Problem to work on:
Return all entries word for word, but drop any images.
--- Data supplied ---
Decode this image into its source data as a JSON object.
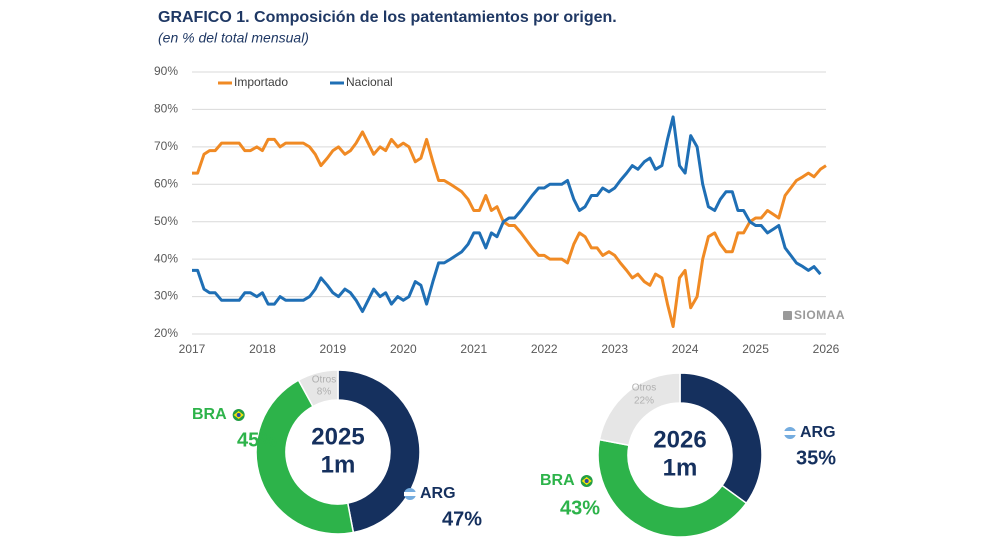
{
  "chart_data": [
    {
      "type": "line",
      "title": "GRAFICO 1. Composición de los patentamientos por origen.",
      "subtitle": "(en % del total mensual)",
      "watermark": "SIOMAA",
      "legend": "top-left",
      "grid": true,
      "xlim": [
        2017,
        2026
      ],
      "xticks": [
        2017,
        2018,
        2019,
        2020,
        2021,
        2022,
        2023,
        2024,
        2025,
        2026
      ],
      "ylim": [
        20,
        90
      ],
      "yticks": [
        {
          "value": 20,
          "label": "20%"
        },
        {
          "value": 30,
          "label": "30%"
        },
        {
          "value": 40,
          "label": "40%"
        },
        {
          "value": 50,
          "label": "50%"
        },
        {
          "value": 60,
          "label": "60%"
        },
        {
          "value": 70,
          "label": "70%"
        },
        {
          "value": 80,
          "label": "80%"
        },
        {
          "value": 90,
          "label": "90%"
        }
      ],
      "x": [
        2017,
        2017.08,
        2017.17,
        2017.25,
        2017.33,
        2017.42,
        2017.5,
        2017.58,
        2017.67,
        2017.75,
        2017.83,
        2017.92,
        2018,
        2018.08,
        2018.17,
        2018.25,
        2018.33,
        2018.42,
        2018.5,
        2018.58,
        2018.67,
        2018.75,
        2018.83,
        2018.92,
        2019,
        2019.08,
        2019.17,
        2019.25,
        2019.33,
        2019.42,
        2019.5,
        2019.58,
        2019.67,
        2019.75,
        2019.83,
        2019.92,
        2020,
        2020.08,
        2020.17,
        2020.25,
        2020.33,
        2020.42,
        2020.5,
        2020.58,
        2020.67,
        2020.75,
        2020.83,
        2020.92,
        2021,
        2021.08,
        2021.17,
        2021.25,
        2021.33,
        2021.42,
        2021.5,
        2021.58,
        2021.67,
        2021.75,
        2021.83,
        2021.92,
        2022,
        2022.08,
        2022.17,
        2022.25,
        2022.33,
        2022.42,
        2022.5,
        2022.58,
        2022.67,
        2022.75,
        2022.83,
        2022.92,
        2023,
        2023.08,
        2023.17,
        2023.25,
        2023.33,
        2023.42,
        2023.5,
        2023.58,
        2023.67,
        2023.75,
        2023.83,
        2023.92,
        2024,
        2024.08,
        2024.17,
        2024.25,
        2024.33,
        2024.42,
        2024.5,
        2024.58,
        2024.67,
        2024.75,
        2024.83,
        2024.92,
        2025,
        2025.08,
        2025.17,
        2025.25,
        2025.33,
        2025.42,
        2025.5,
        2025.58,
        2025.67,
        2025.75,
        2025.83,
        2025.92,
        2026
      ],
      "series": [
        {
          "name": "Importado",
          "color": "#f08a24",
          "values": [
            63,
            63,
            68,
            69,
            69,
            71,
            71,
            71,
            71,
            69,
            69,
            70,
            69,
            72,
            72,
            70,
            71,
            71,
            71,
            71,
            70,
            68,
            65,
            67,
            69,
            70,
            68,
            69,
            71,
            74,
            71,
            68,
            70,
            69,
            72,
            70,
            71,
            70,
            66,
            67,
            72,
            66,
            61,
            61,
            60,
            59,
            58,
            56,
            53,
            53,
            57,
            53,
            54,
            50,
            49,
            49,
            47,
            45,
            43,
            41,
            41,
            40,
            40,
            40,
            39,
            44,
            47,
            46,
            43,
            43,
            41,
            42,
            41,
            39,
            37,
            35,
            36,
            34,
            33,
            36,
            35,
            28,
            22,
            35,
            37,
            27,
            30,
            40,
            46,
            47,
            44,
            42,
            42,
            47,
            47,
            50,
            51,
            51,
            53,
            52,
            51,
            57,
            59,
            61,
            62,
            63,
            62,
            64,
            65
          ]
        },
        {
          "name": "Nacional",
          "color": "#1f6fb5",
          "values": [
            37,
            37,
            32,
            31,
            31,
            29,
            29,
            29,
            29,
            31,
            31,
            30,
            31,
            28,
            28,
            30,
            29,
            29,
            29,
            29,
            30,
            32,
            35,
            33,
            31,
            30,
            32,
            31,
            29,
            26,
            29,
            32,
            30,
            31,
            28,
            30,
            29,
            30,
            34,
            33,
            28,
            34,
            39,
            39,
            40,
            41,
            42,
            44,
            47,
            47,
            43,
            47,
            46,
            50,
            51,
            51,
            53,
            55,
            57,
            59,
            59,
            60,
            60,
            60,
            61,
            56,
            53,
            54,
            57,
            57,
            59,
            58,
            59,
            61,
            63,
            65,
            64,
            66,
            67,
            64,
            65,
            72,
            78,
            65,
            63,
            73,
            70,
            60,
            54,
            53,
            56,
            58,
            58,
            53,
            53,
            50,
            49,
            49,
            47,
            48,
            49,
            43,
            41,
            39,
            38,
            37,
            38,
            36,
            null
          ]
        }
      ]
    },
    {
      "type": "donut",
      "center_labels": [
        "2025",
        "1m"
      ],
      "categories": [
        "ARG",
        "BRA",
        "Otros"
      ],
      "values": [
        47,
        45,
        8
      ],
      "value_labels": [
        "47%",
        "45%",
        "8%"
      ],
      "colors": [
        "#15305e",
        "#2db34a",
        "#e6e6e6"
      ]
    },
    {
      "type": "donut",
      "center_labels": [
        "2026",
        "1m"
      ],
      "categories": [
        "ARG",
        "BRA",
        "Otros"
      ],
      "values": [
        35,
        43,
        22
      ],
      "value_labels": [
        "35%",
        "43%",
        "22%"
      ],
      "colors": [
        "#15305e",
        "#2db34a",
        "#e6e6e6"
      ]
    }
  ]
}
---
Solution:
Decode this image into its source data as a JSON object.
{
  "chart_data": [
    {
      "type": "line",
      "title": "GRAFICO 1. Composición de los patentamientos por origen.",
      "subtitle": "(en % del total mensual)",
      "watermark": "SIOMAA",
      "legend": "top-left",
      "grid": true,
      "xlim": [
        2017,
        2026
      ],
      "xticks": [
        2017,
        2018,
        2019,
        2020,
        2021,
        2022,
        2023,
        2024,
        2025,
        2026
      ],
      "ylim": [
        20,
        90
      ],
      "yticks": [
        {
          "value": 20,
          "label": "20%"
        },
        {
          "value": 30,
          "label": "30%"
        },
        {
          "value": 40,
          "label": "40%"
        },
        {
          "value": 50,
          "label": "50%"
        },
        {
          "value": 60,
          "label": "60%"
        },
        {
          "value": 70,
          "label": "70%"
        },
        {
          "value": 80,
          "label": "80%"
        },
        {
          "value": 90,
          "label": "90%"
        }
      ],
      "x": [
        2017,
        2017.08,
        2017.17,
        2017.25,
        2017.33,
        2017.42,
        2017.5,
        2017.58,
        2017.67,
        2017.75,
        2017.83,
        2017.92,
        2018,
        2018.08,
        2018.17,
        2018.25,
        2018.33,
        2018.42,
        2018.5,
        2018.58,
        2018.67,
        2018.75,
        2018.83,
        2018.92,
        2019,
        2019.08,
        2019.17,
        2019.25,
        2019.33,
        2019.42,
        2019.5,
        2019.58,
        2019.67,
        2019.75,
        2019.83,
        2019.92,
        2020,
        2020.08,
        2020.17,
        2020.25,
        2020.33,
        2020.42,
        2020.5,
        2020.58,
        2020.67,
        2020.75,
        2020.83,
        2020.92,
        2021,
        2021.08,
        2021.17,
        2021.25,
        2021.33,
        2021.42,
        2021.5,
        2021.58,
        2021.67,
        2021.75,
        2021.83,
        2021.92,
        2022,
        2022.08,
        2022.17,
        2022.25,
        2022.33,
        2022.42,
        2022.5,
        2022.58,
        2022.67,
        2022.75,
        2022.83,
        2022.92,
        2023,
        2023.08,
        2023.17,
        2023.25,
        2023.33,
        2023.42,
        2023.5,
        2023.58,
        2023.67,
        2023.75,
        2023.83,
        2023.92,
        2024,
        2024.08,
        2024.17,
        2024.25,
        2024.33,
        2024.42,
        2024.5,
        2024.58,
        2024.67,
        2024.75,
        2024.83,
        2024.92,
        2025,
        2025.08,
        2025.17,
        2025.25,
        2025.33,
        2025.42,
        2025.5,
        2025.58,
        2025.67,
        2025.75,
        2025.83,
        2025.92,
        2026
      ],
      "series": [
        {
          "name": "Importado",
          "color": "#f08a24",
          "values": [
            63,
            63,
            68,
            69,
            69,
            71,
            71,
            71,
            71,
            69,
            69,
            70,
            69,
            72,
            72,
            70,
            71,
            71,
            71,
            71,
            70,
            68,
            65,
            67,
            69,
            70,
            68,
            69,
            71,
            74,
            71,
            68,
            70,
            69,
            72,
            70,
            71,
            70,
            66,
            67,
            72,
            66,
            61,
            61,
            60,
            59,
            58,
            56,
            53,
            53,
            57,
            53,
            54,
            50,
            49,
            49,
            47,
            45,
            43,
            41,
            41,
            40,
            40,
            40,
            39,
            44,
            47,
            46,
            43,
            43,
            41,
            42,
            41,
            39,
            37,
            35,
            36,
            34,
            33,
            36,
            35,
            28,
            22,
            35,
            37,
            27,
            30,
            40,
            46,
            47,
            44,
            42,
            42,
            47,
            47,
            50,
            51,
            51,
            53,
            52,
            51,
            57,
            59,
            61,
            62,
            63,
            62,
            64,
            65
          ]
        },
        {
          "name": "Nacional",
          "color": "#1f6fb5",
          "values": [
            37,
            37,
            32,
            31,
            31,
            29,
            29,
            29,
            29,
            31,
            31,
            30,
            31,
            28,
            28,
            30,
            29,
            29,
            29,
            29,
            30,
            32,
            35,
            33,
            31,
            30,
            32,
            31,
            29,
            26,
            29,
            32,
            30,
            31,
            28,
            30,
            29,
            30,
            34,
            33,
            28,
            34,
            39,
            39,
            40,
            41,
            42,
            44,
            47,
            47,
            43,
            47,
            46,
            50,
            51,
            51,
            53,
            55,
            57,
            59,
            59,
            60,
            60,
            60,
            61,
            56,
            53,
            54,
            57,
            57,
            59,
            58,
            59,
            61,
            63,
            65,
            64,
            66,
            67,
            64,
            65,
            72,
            78,
            65,
            63,
            73,
            70,
            60,
            54,
            53,
            56,
            58,
            58,
            53,
            53,
            50,
            49,
            49,
            47,
            48,
            49,
            43,
            41,
            39,
            38,
            37,
            38,
            36,
            null
          ]
        }
      ]
    },
    {
      "type": "donut",
      "center_labels": [
        "2025",
        "1m"
      ],
      "categories": [
        "ARG",
        "BRA",
        "Otros"
      ],
      "values": [
        47,
        45,
        8
      ],
      "value_labels": [
        "47%",
        "45%",
        "8%"
      ],
      "colors": [
        "#15305e",
        "#2db34a",
        "#e6e6e6"
      ]
    },
    {
      "type": "donut",
      "center_labels": [
        "2026",
        "1m"
      ],
      "categories": [
        "ARG",
        "BRA",
        "Otros"
      ],
      "values": [
        35,
        43,
        22
      ],
      "value_labels": [
        "35%",
        "43%",
        "22%"
      ],
      "colors": [
        "#15305e",
        "#2db34a",
        "#e6e6e6"
      ]
    }
  ]
}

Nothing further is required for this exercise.